Dataset entries on figures:
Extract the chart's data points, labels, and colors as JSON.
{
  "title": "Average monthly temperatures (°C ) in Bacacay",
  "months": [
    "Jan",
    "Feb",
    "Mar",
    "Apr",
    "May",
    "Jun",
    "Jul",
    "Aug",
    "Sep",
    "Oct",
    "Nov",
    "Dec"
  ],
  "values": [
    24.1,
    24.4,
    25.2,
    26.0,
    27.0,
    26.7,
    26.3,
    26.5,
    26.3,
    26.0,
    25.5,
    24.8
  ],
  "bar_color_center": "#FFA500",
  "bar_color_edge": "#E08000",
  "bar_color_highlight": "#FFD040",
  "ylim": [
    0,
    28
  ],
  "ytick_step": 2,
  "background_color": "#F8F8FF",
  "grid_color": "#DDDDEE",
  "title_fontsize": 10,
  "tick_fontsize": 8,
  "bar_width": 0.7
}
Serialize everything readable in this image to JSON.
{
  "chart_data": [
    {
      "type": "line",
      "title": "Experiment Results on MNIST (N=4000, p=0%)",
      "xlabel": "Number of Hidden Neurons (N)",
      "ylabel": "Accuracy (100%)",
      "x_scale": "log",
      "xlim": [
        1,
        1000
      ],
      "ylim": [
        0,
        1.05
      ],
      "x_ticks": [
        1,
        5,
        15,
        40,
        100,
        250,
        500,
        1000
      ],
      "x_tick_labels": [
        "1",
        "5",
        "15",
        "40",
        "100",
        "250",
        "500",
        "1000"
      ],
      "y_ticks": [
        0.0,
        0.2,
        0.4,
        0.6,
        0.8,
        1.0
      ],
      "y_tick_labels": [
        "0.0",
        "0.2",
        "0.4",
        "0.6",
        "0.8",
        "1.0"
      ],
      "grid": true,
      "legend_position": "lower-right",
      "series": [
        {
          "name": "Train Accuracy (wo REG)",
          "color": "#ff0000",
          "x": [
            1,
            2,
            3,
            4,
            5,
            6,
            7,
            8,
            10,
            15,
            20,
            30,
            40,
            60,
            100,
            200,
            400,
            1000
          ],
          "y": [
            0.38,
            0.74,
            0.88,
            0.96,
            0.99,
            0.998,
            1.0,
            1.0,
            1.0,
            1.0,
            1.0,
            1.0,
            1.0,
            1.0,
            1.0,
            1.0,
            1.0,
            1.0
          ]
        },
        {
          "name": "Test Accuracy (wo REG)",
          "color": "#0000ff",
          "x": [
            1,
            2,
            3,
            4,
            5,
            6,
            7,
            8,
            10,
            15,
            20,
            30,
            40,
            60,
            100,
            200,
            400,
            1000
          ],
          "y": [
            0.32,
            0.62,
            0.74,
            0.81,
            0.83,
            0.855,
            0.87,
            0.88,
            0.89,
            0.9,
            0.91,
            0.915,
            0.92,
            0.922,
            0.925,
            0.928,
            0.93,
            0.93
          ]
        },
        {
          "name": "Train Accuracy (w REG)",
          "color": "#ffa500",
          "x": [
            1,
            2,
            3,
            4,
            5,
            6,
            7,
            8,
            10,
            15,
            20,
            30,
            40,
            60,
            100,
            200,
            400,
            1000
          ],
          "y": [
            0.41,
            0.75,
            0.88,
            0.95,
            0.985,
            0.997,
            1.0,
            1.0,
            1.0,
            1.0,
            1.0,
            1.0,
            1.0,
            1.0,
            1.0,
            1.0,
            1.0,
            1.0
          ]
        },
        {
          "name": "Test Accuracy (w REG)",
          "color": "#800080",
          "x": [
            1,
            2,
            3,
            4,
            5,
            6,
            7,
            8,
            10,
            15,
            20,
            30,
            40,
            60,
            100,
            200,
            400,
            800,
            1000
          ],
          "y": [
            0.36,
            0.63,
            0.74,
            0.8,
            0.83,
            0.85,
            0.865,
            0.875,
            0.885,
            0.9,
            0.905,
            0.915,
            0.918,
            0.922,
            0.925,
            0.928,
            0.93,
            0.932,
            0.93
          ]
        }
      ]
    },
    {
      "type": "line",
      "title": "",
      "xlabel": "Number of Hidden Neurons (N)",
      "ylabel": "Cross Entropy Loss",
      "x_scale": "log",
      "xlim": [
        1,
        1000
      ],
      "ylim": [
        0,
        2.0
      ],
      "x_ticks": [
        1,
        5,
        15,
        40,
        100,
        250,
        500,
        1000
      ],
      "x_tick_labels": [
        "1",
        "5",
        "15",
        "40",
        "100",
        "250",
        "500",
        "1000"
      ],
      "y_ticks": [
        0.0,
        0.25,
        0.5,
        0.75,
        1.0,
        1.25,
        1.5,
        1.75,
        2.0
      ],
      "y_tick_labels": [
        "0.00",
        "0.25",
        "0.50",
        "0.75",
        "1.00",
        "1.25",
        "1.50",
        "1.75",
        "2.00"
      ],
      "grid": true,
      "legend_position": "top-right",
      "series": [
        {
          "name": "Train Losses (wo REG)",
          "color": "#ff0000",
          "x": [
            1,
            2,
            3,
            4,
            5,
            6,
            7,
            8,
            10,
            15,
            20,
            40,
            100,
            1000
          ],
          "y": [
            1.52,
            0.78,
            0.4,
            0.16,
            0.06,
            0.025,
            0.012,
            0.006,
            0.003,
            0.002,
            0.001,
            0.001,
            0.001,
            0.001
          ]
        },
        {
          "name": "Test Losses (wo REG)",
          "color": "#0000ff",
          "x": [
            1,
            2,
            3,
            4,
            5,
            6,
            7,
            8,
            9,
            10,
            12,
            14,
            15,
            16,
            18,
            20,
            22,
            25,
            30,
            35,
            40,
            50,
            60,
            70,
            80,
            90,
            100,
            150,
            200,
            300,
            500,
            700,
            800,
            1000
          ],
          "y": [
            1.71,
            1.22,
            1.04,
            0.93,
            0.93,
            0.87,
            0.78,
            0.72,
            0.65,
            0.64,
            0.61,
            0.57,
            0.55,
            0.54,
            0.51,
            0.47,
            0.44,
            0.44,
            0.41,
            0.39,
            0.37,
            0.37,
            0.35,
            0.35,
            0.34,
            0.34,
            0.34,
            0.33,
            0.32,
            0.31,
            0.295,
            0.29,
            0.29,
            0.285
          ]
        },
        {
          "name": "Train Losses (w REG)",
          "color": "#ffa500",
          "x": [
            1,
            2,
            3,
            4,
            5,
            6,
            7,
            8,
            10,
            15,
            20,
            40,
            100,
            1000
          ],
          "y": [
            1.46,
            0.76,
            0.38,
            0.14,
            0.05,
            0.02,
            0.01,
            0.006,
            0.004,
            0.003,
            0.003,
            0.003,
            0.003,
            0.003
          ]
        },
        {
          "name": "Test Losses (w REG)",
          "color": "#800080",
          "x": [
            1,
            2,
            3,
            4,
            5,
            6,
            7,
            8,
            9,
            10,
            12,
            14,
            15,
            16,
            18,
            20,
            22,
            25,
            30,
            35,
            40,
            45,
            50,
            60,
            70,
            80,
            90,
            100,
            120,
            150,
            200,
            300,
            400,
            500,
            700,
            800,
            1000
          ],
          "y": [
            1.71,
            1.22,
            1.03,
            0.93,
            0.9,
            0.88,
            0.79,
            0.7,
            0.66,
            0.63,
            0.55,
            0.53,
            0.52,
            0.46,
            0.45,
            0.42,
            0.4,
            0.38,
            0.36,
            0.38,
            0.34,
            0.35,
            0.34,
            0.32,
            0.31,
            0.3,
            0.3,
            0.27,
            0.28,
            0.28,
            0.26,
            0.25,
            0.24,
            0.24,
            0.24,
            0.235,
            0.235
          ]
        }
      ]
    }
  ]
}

**Task statement:**
Reproduce all data above, unchanged.

**Solution to this task:**
Extract the chart's data points, labels, and colors as JSON.
{
  "title": "Average monthly temperatures (°C ) in Bacacay",
  "months": [
    "Jan",
    "Feb",
    "Mar",
    "Apr",
    "May",
    "Jun",
    "Jul",
    "Aug",
    "Sep",
    "Oct",
    "Nov",
    "Dec"
  ],
  "values": [
    24.1,
    24.4,
    25.2,
    26.0,
    27.0,
    26.7,
    26.3,
    26.5,
    26.3,
    26.0,
    25.5,
    24.8
  ],
  "bar_color_center": "#FFA500",
  "bar_color_edge": "#E08000",
  "bar_color_highlight": "#FFD040",
  "ylim": [
    0,
    28
  ],
  "ytick_step": 2,
  "background_color": "#F8F8FF",
  "grid_color": "#DDDDEE",
  "title_fontsize": 10,
  "tick_fontsize": 8,
  "bar_width": 0.7
}
Serialize everything readable in this image to JSON.
{
  "chart_data": [
    {
      "type": "line",
      "title": "Experiment Results on MNIST (N=4000, p=0%)",
      "xlabel": "Number of Hidden Neurons (N)",
      "ylabel": "Accuracy (100%)",
      "x_scale": "log",
      "xlim": [
        1,
        1000
      ],
      "ylim": [
        0,
        1.05
      ],
      "x_ticks": [
        1,
        5,
        15,
        40,
        100,
        250,
        500,
        1000
      ],
      "x_tick_labels": [
        "1",
        "5",
        "15",
        "40",
        "100",
        "250",
        "500",
        "1000"
      ],
      "y_ticks": [
        0.0,
        0.2,
        0.4,
        0.6,
        0.8,
        1.0
      ],
      "y_tick_labels": [
        "0.0",
        "0.2",
        "0.4",
        "0.6",
        "0.8",
        "1.0"
      ],
      "grid": true,
      "legend_position": "lower-right",
      "series": [
        {
          "name": "Train Accuracy (wo REG)",
          "color": "#ff0000",
          "x": [
            1,
            2,
            3,
            4,
            5,
            6,
            7,
            8,
            10,
            15,
            20,
            30,
            40,
            60,
            100,
            200,
            400,
            1000
          ],
          "y": [
            0.38,
            0.74,
            0.88,
            0.96,
            0.99,
            0.998,
            1.0,
            1.0,
            1.0,
            1.0,
            1.0,
            1.0,
            1.0,
            1.0,
            1.0,
            1.0,
            1.0,
            1.0
          ]
        },
        {
          "name": "Test Accuracy (wo REG)",
          "color": "#0000ff",
          "x": [
            1,
            2,
            3,
            4,
            5,
            6,
            7,
            8,
            10,
            15,
            20,
            30,
            40,
            60,
            100,
            200,
            400,
            1000
          ],
          "y": [
            0.32,
            0.62,
            0.74,
            0.81,
            0.83,
            0.855,
            0.87,
            0.88,
            0.89,
            0.9,
            0.91,
            0.915,
            0.92,
            0.922,
            0.925,
            0.928,
            0.93,
            0.93
          ]
        },
        {
          "name": "Train Accuracy (w REG)",
          "color": "#ffa500",
          "x": [
            1,
            2,
            3,
            4,
            5,
            6,
            7,
            8,
            10,
            15,
            20,
            30,
            40,
            60,
            100,
            200,
            400,
            1000
          ],
          "y": [
            0.41,
            0.75,
            0.88,
            0.95,
            0.985,
            0.997,
            1.0,
            1.0,
            1.0,
            1.0,
            1.0,
            1.0,
            1.0,
            1.0,
            1.0,
            1.0,
            1.0,
            1.0
          ]
        },
        {
          "name": "Test Accuracy (w REG)",
          "color": "#800080",
          "x": [
            1,
            2,
            3,
            4,
            5,
            6,
            7,
            8,
            10,
            15,
            20,
            30,
            40,
            60,
            100,
            200,
            400,
            800,
            1000
          ],
          "y": [
            0.36,
            0.63,
            0.74,
            0.8,
            0.83,
            0.85,
            0.865,
            0.875,
            0.885,
            0.9,
            0.905,
            0.915,
            0.918,
            0.922,
            0.925,
            0.928,
            0.93,
            0.932,
            0.93
          ]
        }
      ]
    },
    {
      "type": "line",
      "title": "",
      "xlabel": "Number of Hidden Neurons (N)",
      "ylabel": "Cross Entropy Loss",
      "x_scale": "log",
      "xlim": [
        1,
        1000
      ],
      "ylim": [
        0,
        2.0
      ],
      "x_ticks": [
        1,
        5,
        15,
        40,
        100,
        250,
        500,
        1000
      ],
      "x_tick_labels": [
        "1",
        "5",
        "15",
        "40",
        "100",
        "250",
        "500",
        "1000"
      ],
      "y_ticks": [
        0.0,
        0.25,
        0.5,
        0.75,
        1.0,
        1.25,
        1.5,
        1.75,
        2.0
      ],
      "y_tick_labels": [
        "0.00",
        "0.25",
        "0.50",
        "0.75",
        "1.00",
        "1.25",
        "1.50",
        "1.75",
        "2.00"
      ],
      "grid": true,
      "legend_position": "top-right",
      "series": [
        {
          "name": "Train Losses (wo REG)",
          "color": "#ff0000",
          "x": [
            1,
            2,
            3,
            4,
            5,
            6,
            7,
            8,
            10,
            15,
            20,
            40,
            100,
            1000
          ],
          "y": [
            1.52,
            0.78,
            0.4,
            0.16,
            0.06,
            0.025,
            0.012,
            0.006,
            0.003,
            0.002,
            0.001,
            0.001,
            0.001,
            0.001
          ]
        },
        {
          "name": "Test Losses (wo REG)",
          "color": "#0000ff",
          "x": [
            1,
            2,
            3,
            4,
            5,
            6,
            7,
            8,
            9,
            10,
            12,
            14,
            15,
            16,
            18,
            20,
            22,
            25,
            30,
            35,
            40,
            50,
            60,
            70,
            80,
            90,
            100,
            150,
            200,
            300,
            500,
            700,
            800,
            1000
          ],
          "y": [
            1.71,
            1.22,
            1.04,
            0.93,
            0.93,
            0.87,
            0.78,
            0.72,
            0.65,
            0.64,
            0.61,
            0.57,
            0.55,
            0.54,
            0.51,
            0.47,
            0.44,
            0.44,
            0.41,
            0.39,
            0.37,
            0.37,
            0.35,
            0.35,
            0.34,
            0.34,
            0.34,
            0.33,
            0.32,
            0.31,
            0.295,
            0.29,
            0.29,
            0.285
          ]
        },
        {
          "name": "Train Losses (w REG)",
          "color": "#ffa500",
          "x": [
            1,
            2,
            3,
            4,
            5,
            6,
            7,
            8,
            10,
            15,
            20,
            40,
            100,
            1000
          ],
          "y": [
            1.46,
            0.76,
            0.38,
            0.14,
            0.05,
            0.02,
            0.01,
            0.006,
            0.004,
            0.003,
            0.003,
            0.003,
            0.003,
            0.003
          ]
        },
        {
          "name": "Test Losses (w REG)",
          "color": "#800080",
          "x": [
            1,
            2,
            3,
            4,
            5,
            6,
            7,
            8,
            9,
            10,
            12,
            14,
            15,
            16,
            18,
            20,
            22,
            25,
            30,
            35,
            40,
            45,
            50,
            60,
            70,
            80,
            90,
            100,
            120,
            150,
            200,
            300,
            400,
            500,
            700,
            800,
            1000
          ],
          "y": [
            1.71,
            1.22,
            1.03,
            0.93,
            0.9,
            0.88,
            0.79,
            0.7,
            0.66,
            0.63,
            0.55,
            0.53,
            0.52,
            0.46,
            0.45,
            0.42,
            0.4,
            0.38,
            0.36,
            0.38,
            0.34,
            0.35,
            0.34,
            0.32,
            0.31,
            0.3,
            0.3,
            0.27,
            0.28,
            0.28,
            0.26,
            0.25,
            0.24,
            0.24,
            0.24,
            0.235,
            0.235
          ]
        }
      ]
    }
  ]
}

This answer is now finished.